**WRITTEN INSTRUCTION:** Repeat all of the records verbatim.

▬▬▬

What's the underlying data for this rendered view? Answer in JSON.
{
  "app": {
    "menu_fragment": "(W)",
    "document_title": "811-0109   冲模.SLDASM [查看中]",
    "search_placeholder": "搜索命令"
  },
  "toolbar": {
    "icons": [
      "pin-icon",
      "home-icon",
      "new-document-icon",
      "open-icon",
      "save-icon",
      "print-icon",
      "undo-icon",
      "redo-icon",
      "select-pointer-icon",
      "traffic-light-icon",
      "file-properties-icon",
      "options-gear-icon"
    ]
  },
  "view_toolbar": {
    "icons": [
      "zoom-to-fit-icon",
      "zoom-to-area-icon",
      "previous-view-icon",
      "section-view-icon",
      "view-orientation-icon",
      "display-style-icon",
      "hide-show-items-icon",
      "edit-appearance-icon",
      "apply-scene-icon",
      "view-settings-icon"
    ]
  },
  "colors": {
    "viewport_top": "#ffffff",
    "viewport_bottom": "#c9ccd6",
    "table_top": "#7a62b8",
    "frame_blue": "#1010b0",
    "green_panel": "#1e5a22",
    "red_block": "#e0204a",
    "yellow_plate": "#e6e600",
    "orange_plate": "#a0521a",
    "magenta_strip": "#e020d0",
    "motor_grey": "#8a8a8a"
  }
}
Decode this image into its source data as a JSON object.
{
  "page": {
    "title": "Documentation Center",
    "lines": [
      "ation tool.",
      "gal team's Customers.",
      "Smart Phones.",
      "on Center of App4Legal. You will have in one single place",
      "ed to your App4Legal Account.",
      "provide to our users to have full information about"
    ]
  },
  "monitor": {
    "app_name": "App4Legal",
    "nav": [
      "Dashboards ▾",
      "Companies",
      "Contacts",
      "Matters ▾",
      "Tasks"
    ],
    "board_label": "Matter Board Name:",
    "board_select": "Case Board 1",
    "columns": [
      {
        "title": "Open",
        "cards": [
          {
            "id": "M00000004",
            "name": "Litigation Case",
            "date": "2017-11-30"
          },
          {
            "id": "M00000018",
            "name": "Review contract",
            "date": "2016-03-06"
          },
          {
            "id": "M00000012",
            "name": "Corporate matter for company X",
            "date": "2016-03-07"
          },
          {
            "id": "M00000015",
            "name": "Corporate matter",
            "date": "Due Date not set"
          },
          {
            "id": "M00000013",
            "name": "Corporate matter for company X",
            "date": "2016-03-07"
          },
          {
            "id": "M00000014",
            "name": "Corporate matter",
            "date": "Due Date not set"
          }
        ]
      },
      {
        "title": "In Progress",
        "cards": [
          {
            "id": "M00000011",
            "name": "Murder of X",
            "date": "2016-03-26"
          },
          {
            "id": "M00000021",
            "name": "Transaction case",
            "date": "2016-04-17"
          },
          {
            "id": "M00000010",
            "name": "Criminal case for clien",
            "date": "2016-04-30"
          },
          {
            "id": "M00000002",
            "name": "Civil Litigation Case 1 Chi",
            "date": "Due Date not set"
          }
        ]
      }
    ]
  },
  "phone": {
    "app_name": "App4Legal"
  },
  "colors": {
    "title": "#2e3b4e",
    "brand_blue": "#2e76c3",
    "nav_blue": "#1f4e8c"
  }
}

▬▬▬

**COMPLETE OUTPUT:**
What's the underlying data for this rendered view? Answer in JSON.
{
  "app": {
    "menu_fragment": "(W)",
    "document_title": "811-0109   冲模.SLDASM [查看中]",
    "search_placeholder": "搜索命令"
  },
  "toolbar": {
    "icons": [
      "pin-icon",
      "home-icon",
      "new-document-icon",
      "open-icon",
      "save-icon",
      "print-icon",
      "undo-icon",
      "redo-icon",
      "select-pointer-icon",
      "traffic-light-icon",
      "file-properties-icon",
      "options-gear-icon"
    ]
  },
  "view_toolbar": {
    "icons": [
      "zoom-to-fit-icon",
      "zoom-to-area-icon",
      "previous-view-icon",
      "section-view-icon",
      "view-orientation-icon",
      "display-style-icon",
      "hide-show-items-icon",
      "edit-appearance-icon",
      "apply-scene-icon",
      "view-settings-icon"
    ]
  },
  "colors": {
    "viewport_top": "#ffffff",
    "viewport_bottom": "#c9ccd6",
    "table_top": "#7a62b8",
    "frame_blue": "#1010b0",
    "green_panel": "#1e5a22",
    "red_block": "#e0204a",
    "yellow_plate": "#e6e600",
    "orange_plate": "#a0521a",
    "magenta_strip": "#e020d0",
    "motor_grey": "#8a8a8a"
  }
}
Decode this image into its source data as a JSON object.
{
  "page": {
    "title": "Documentation Center",
    "lines": [
      "ation tool.",
      "gal team's Customers.",
      "Smart Phones.",
      "on Center of App4Legal. You will have in one single place",
      "ed to your App4Legal Account.",
      "provide to our users to have full information about"
    ]
  },
  "monitor": {
    "app_name": "App4Legal",
    "nav": [
      "Dashboards ▾",
      "Companies",
      "Contacts",
      "Matters ▾",
      "Tasks"
    ],
    "board_label": "Matter Board Name:",
    "board_select": "Case Board 1",
    "columns": [
      {
        "title": "Open",
        "cards": [
          {
            "id": "M00000004",
            "name": "Litigation Case",
            "date": "2017-11-30"
          },
          {
            "id": "M00000018",
            "name": "Review contract",
            "date": "2016-03-06"
          },
          {
            "id": "M00000012",
            "name": "Corporate matter for company X",
            "date": "2016-03-07"
          },
          {
            "id": "M00000015",
            "name": "Corporate matter",
            "date": "Due Date not set"
          },
          {
            "id": "M00000013",
            "name": "Corporate matter for company X",
            "date": "2016-03-07"
          },
          {
            "id": "M00000014",
            "name": "Corporate matter",
            "date": "Due Date not set"
          }
        ]
      },
      {
        "title": "In Progress",
        "cards": [
          {
            "id": "M00000011",
            "name": "Murder of X",
            "date": "2016-03-26"
          },
          {
            "id": "M00000021",
            "name": "Transaction case",
            "date": "2016-04-17"
          },
          {
            "id": "M00000010",
            "name": "Criminal case for clien",
            "date": "2016-04-30"
          },
          {
            "id": "M00000002",
            "name": "Civil Litigation Case 1 Chi",
            "date": "Due Date not set"
          }
        ]
      }
    ]
  },
  "phone": {
    "app_name": "App4Legal"
  },
  "colors": {
    "title": "#2e3b4e",
    "brand_blue": "#2e76c3",
    "nav_blue": "#1f4e8c"
  }
}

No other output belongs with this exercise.